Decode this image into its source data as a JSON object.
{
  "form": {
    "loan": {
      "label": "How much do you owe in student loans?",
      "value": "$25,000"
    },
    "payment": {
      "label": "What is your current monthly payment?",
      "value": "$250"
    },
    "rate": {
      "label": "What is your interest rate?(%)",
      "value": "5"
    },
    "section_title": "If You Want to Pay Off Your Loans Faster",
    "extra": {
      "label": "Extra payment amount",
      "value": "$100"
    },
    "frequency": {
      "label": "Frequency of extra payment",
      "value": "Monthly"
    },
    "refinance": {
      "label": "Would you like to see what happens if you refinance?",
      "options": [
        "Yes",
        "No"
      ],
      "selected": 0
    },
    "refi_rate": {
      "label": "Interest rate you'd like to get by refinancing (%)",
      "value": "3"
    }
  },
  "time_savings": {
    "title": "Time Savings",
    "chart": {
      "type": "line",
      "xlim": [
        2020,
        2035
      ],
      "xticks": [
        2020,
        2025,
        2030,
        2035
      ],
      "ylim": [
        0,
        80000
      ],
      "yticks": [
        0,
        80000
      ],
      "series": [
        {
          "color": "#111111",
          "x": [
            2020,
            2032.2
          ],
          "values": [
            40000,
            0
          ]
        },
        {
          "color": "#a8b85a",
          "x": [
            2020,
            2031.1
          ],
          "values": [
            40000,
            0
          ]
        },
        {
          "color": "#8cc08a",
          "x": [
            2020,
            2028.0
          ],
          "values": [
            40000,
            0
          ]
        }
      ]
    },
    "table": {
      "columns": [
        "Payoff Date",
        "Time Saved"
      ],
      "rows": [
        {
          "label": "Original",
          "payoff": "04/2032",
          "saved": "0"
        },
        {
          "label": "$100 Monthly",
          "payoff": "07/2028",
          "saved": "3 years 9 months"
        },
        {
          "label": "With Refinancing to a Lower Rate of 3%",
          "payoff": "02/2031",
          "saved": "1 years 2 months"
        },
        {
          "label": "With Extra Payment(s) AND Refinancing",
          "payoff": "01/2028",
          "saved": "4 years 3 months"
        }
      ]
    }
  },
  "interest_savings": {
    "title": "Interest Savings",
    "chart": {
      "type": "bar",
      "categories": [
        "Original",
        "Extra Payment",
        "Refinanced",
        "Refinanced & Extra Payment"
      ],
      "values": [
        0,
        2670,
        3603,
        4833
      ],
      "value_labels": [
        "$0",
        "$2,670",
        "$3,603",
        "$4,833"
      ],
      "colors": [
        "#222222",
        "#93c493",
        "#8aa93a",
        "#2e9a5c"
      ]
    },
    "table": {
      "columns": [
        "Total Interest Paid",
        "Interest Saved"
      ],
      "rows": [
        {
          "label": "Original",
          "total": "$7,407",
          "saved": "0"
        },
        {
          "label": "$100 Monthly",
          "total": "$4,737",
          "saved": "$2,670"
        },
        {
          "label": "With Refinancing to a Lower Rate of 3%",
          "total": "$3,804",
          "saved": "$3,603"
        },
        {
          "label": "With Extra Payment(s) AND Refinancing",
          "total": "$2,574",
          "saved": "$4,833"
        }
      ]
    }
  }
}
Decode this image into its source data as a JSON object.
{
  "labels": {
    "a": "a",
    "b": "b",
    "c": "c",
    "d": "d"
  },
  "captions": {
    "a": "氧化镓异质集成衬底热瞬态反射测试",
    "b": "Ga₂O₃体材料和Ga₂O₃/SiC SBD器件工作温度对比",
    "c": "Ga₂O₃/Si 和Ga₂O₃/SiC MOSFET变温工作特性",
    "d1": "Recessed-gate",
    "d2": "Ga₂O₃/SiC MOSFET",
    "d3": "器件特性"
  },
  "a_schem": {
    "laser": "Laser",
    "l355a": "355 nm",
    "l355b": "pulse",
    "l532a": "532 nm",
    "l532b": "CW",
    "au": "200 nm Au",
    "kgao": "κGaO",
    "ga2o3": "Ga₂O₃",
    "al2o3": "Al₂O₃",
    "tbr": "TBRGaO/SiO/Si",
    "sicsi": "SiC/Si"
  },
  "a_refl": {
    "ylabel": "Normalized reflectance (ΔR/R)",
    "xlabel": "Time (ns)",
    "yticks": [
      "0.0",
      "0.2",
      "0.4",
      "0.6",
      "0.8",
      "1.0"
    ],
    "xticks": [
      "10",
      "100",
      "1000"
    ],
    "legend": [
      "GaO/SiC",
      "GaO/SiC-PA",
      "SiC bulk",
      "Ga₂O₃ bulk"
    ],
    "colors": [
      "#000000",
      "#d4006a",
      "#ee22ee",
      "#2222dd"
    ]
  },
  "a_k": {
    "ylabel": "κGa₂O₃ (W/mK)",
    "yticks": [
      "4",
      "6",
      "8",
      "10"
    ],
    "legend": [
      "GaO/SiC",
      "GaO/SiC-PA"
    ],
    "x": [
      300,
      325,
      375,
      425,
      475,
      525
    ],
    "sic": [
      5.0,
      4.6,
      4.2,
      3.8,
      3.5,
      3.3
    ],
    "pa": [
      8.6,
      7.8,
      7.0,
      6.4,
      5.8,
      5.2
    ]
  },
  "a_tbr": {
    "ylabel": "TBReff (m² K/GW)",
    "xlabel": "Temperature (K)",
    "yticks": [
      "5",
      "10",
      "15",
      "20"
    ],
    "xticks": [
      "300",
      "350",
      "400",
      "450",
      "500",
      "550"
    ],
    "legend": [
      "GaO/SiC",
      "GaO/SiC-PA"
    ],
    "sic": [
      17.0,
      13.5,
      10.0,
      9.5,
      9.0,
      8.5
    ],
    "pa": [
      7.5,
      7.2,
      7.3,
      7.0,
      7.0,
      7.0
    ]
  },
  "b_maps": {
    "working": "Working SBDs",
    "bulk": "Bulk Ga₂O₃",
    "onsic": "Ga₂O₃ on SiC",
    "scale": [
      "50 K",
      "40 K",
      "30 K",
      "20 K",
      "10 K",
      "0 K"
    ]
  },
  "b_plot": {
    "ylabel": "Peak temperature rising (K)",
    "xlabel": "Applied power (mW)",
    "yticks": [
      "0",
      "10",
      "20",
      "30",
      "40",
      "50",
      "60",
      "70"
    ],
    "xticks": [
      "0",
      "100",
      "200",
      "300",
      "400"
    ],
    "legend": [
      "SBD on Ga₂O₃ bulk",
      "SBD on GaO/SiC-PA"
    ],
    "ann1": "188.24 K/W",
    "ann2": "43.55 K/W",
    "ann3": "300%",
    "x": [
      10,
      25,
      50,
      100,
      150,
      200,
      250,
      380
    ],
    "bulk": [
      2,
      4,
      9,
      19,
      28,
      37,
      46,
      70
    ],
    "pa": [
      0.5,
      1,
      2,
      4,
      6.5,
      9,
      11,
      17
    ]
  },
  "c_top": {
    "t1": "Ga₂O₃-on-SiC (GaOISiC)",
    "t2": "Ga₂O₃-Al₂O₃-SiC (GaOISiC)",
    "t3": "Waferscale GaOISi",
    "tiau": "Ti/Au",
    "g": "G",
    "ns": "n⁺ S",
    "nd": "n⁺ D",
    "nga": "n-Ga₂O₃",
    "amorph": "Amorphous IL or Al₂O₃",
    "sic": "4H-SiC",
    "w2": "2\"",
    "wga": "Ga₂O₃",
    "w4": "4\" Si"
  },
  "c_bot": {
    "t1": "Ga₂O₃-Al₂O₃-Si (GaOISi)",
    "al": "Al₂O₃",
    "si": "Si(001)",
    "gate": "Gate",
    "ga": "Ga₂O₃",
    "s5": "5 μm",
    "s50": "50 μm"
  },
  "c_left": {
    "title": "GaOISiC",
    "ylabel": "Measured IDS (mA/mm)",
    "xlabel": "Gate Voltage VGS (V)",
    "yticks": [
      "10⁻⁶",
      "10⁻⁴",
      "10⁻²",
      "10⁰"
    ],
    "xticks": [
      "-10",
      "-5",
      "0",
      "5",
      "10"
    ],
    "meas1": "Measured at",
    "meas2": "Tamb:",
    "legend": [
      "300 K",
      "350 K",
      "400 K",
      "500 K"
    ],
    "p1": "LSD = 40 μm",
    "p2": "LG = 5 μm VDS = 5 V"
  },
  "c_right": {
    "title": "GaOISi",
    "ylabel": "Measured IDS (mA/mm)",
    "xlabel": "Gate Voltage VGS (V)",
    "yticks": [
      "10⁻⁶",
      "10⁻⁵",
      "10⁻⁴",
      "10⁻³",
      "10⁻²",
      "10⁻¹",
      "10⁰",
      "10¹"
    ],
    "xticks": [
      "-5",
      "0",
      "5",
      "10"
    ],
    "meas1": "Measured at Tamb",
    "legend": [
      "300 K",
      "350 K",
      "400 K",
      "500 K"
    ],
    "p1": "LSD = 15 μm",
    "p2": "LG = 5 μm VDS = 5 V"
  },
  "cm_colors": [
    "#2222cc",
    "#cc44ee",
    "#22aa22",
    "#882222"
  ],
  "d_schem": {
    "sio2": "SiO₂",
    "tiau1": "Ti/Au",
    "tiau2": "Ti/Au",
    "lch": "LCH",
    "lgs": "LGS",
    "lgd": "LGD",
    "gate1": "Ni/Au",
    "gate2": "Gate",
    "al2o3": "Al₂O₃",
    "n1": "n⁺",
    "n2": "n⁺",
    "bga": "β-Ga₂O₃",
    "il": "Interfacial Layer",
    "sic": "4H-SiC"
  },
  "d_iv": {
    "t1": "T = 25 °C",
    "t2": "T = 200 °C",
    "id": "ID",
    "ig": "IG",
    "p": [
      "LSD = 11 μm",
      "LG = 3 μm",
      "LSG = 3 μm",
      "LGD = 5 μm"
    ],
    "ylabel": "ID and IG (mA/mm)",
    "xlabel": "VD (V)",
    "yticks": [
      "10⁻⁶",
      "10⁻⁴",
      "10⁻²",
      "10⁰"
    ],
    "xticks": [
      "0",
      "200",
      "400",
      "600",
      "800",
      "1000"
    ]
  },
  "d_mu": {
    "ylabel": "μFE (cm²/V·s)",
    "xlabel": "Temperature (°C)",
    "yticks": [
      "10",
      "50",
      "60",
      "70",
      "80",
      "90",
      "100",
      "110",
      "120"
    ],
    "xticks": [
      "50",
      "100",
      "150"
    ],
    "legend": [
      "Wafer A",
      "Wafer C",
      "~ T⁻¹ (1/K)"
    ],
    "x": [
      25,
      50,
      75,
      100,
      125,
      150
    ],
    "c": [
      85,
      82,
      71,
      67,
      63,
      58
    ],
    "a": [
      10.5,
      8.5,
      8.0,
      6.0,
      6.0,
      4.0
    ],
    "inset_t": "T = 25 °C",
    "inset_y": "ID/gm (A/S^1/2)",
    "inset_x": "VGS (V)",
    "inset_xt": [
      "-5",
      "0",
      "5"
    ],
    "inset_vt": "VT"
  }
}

+++

Search the lines above for the string "like" and copy each line that has it.

      "label": "Would you like to see what happens if you refinance?",
      "label": "Interest rate you'd like to get by refinancing (%)",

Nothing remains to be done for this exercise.